▸ **Challenge**: Wherever the string "title" appears in the listing, copy that line.

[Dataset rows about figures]
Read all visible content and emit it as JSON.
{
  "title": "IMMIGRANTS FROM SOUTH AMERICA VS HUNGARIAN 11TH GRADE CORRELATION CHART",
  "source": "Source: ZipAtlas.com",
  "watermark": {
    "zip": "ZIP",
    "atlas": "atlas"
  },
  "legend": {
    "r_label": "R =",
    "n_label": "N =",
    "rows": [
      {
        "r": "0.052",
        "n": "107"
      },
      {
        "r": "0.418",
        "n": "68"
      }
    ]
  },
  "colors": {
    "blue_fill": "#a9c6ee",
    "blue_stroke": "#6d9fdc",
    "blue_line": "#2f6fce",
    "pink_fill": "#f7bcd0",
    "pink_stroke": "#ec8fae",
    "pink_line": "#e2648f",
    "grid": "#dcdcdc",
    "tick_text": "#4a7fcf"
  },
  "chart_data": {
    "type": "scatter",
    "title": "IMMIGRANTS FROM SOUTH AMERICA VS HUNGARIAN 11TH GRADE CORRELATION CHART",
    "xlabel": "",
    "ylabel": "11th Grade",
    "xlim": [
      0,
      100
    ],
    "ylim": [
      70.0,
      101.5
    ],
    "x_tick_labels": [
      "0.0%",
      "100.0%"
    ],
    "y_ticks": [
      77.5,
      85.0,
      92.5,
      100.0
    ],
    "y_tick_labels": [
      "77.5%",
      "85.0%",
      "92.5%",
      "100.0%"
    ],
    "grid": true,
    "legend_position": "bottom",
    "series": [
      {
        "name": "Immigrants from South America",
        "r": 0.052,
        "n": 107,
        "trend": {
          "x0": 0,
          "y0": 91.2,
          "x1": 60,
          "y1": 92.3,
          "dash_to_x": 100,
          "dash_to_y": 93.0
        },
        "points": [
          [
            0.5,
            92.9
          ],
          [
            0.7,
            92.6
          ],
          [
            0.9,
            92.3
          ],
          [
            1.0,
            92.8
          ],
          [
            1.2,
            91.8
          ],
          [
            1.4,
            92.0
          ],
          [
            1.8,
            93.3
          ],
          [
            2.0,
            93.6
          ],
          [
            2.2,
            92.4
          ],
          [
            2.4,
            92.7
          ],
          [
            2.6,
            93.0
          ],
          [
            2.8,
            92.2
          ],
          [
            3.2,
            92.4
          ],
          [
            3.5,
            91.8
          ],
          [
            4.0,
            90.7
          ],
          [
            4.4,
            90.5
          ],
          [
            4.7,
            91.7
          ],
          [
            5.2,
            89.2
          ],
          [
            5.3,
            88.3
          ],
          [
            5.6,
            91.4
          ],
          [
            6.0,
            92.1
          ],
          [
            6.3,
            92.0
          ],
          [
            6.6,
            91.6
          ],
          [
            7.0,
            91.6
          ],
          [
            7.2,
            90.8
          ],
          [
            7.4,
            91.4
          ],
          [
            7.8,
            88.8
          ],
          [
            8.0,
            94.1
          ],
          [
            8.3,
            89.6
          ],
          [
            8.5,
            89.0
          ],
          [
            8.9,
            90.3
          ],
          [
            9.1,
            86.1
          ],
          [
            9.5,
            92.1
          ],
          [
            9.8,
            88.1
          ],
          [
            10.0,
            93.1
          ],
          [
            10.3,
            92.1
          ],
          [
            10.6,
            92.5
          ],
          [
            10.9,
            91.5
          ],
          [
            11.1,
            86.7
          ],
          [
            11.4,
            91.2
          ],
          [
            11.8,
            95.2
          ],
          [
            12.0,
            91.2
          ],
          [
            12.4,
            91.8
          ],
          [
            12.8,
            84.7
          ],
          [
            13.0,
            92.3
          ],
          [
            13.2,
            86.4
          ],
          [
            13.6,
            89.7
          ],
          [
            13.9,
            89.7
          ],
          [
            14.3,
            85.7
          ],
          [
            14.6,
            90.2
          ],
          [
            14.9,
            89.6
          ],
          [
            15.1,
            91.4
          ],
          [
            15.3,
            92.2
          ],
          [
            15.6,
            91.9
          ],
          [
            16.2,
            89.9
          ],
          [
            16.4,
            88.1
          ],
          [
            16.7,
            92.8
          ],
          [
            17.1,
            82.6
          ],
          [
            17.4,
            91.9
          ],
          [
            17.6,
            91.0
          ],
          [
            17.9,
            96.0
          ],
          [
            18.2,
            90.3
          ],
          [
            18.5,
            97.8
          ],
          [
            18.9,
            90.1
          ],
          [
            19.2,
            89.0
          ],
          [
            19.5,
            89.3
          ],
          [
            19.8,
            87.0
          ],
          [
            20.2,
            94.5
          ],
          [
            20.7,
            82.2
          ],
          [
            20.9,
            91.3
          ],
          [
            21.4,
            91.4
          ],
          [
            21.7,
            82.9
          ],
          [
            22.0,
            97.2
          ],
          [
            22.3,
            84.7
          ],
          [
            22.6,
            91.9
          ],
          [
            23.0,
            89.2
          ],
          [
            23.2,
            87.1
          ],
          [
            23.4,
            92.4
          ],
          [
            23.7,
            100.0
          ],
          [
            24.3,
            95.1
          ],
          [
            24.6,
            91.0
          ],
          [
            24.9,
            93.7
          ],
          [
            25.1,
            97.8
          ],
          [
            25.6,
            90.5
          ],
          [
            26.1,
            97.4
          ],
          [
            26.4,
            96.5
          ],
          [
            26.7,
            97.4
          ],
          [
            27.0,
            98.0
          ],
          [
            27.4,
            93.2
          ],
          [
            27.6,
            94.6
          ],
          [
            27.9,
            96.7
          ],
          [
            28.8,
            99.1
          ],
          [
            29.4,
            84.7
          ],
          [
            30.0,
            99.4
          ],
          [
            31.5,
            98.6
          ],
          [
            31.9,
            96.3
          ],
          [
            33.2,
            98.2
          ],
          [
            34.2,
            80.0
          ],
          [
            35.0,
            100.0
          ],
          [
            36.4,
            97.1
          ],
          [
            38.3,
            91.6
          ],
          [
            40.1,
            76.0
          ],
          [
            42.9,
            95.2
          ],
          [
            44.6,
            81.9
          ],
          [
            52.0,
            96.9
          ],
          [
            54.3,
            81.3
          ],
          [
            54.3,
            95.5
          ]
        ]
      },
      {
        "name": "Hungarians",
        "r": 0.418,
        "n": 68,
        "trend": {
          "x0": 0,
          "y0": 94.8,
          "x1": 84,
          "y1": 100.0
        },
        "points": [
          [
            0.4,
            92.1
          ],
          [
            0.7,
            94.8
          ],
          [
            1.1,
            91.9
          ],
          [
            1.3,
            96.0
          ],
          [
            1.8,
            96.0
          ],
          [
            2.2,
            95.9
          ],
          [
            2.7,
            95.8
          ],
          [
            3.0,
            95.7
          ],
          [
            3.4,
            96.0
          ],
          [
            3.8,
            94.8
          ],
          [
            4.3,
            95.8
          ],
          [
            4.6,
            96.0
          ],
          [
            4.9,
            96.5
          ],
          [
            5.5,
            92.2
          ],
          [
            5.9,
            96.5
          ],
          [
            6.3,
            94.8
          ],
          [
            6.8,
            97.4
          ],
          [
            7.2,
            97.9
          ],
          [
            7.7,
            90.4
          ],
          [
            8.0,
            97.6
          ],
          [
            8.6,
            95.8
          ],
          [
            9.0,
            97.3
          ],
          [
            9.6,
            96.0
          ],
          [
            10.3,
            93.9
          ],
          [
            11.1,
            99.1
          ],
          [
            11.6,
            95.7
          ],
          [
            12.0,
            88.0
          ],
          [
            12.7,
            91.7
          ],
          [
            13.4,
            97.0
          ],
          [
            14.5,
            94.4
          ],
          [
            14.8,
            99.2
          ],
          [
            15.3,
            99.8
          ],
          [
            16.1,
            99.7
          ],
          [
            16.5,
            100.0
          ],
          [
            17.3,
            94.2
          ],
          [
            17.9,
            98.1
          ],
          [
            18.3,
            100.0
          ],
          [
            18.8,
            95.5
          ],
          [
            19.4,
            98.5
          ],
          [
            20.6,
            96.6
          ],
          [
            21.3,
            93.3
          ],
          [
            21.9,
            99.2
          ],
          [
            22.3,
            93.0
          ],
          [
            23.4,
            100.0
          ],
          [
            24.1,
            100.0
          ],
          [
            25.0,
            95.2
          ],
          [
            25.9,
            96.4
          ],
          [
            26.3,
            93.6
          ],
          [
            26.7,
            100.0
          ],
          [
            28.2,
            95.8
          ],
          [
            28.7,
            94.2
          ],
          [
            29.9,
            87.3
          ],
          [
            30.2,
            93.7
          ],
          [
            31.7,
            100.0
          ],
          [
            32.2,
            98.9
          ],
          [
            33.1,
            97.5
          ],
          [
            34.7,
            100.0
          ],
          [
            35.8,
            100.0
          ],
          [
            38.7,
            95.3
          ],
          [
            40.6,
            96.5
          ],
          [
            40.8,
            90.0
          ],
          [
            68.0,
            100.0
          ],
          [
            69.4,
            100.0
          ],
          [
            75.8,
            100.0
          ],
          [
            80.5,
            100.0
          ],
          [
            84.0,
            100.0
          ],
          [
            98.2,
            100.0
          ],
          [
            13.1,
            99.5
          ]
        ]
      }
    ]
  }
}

▸ **Reply to the task**:
  "title": "IMMIGRANTS FROM SOUTH AMERICA VS HUNGARIAN 11TH GRADE CORRELATION CHART",
    "title": "IMMIGRANTS FROM SOUTH AMERICA VS HUNGARIAN 11TH GRADE CORRELATION CHART",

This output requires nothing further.